Copy out all the data, word for word.

[Extracts from a graphics dataset]
╔══

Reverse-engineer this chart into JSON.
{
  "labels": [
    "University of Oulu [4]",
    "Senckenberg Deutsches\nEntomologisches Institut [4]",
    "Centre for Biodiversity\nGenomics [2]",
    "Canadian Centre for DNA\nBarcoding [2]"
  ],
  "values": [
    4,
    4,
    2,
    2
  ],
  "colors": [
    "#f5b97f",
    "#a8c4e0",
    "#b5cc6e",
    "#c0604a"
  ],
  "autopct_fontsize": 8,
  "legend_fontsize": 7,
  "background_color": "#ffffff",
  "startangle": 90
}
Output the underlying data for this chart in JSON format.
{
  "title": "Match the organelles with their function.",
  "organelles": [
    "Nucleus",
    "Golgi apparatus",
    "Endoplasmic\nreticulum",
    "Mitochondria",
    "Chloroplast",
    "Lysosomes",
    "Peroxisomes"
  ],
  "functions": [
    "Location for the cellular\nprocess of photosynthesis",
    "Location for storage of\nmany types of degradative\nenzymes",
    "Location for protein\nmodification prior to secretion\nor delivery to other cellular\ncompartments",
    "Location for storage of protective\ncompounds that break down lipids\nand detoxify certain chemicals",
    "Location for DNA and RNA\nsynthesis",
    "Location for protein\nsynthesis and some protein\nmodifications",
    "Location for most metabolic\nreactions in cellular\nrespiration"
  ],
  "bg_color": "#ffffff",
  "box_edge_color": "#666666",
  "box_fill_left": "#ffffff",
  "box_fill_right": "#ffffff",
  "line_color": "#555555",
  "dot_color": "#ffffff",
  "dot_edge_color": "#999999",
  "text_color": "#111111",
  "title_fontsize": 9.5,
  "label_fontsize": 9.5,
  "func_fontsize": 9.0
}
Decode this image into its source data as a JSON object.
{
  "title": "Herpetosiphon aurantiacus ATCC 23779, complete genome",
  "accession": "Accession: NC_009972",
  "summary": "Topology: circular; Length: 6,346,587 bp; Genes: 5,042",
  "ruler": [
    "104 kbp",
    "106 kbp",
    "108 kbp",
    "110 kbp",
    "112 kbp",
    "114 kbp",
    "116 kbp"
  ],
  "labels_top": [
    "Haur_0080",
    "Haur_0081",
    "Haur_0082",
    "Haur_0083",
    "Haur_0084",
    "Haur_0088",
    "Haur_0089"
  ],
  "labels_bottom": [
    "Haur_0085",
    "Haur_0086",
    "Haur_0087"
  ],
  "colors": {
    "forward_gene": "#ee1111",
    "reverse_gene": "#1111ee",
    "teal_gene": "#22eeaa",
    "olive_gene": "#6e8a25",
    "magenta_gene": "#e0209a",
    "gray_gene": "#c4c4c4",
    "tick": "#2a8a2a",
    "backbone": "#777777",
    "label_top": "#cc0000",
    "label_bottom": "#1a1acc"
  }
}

╚══

RESULT »
Reverse-engineer this chart into JSON.
{
  "labels": [
    "University of Oulu [4]",
    "Senckenberg Deutsches\nEntomologisches Institut [4]",
    "Centre for Biodiversity\nGenomics [2]",
    "Canadian Centre for DNA\nBarcoding [2]"
  ],
  "values": [
    4,
    4,
    2,
    2
  ],
  "colors": [
    "#f5b97f",
    "#a8c4e0",
    "#b5cc6e",
    "#c0604a"
  ],
  "autopct_fontsize": 8,
  "legend_fontsize": 7,
  "background_color": "#ffffff",
  "startangle": 90
}
Output the underlying data for this chart in JSON format.
{
  "title": "Match the organelles with their function.",
  "organelles": [
    "Nucleus",
    "Golgi apparatus",
    "Endoplasmic\nreticulum",
    "Mitochondria",
    "Chloroplast",
    "Lysosomes",
    "Peroxisomes"
  ],
  "functions": [
    "Location for the cellular\nprocess of photosynthesis",
    "Location for storage of\nmany types of degradative\nenzymes",
    "Location for protein\nmodification prior to secretion\nor delivery to other cellular\ncompartments",
    "Location for storage of protective\ncompounds that break down lipids\nand detoxify certain chemicals",
    "Location for DNA and RNA\nsynthesis",
    "Location for protein\nsynthesis and some protein\nmodifications",
    "Location for most metabolic\nreactions in cellular\nrespiration"
  ],
  "bg_color": "#ffffff",
  "box_edge_color": "#666666",
  "box_fill_left": "#ffffff",
  "box_fill_right": "#ffffff",
  "line_color": "#555555",
  "dot_color": "#ffffff",
  "dot_edge_color": "#999999",
  "text_color": "#111111",
  "title_fontsize": 9.5,
  "label_fontsize": 9.5,
  "func_fontsize": 9.0
}
Decode this image into its source data as a JSON object.
{
  "title": "Herpetosiphon aurantiacus ATCC 23779, complete genome",
  "accession": "Accession: NC_009972",
  "summary": "Topology: circular; Length: 6,346,587 bp; Genes: 5,042",
  "ruler": [
    "104 kbp",
    "106 kbp",
    "108 kbp",
    "110 kbp",
    "112 kbp",
    "114 kbp",
    "116 kbp"
  ],
  "labels_top": [
    "Haur_0080",
    "Haur_0081",
    "Haur_0082",
    "Haur_0083",
    "Haur_0084",
    "Haur_0088",
    "Haur_0089"
  ],
  "labels_bottom": [
    "Haur_0085",
    "Haur_0086",
    "Haur_0087"
  ],
  "colors": {
    "forward_gene": "#ee1111",
    "reverse_gene": "#1111ee",
    "teal_gene": "#22eeaa",
    "olive_gene": "#6e8a25",
    "magenta_gene": "#e0209a",
    "gray_gene": "#c4c4c4",
    "tick": "#2a8a2a",
    "backbone": "#777777",
    "label_top": "#cc0000",
    "label_bottom": "#1a1acc"
  }
}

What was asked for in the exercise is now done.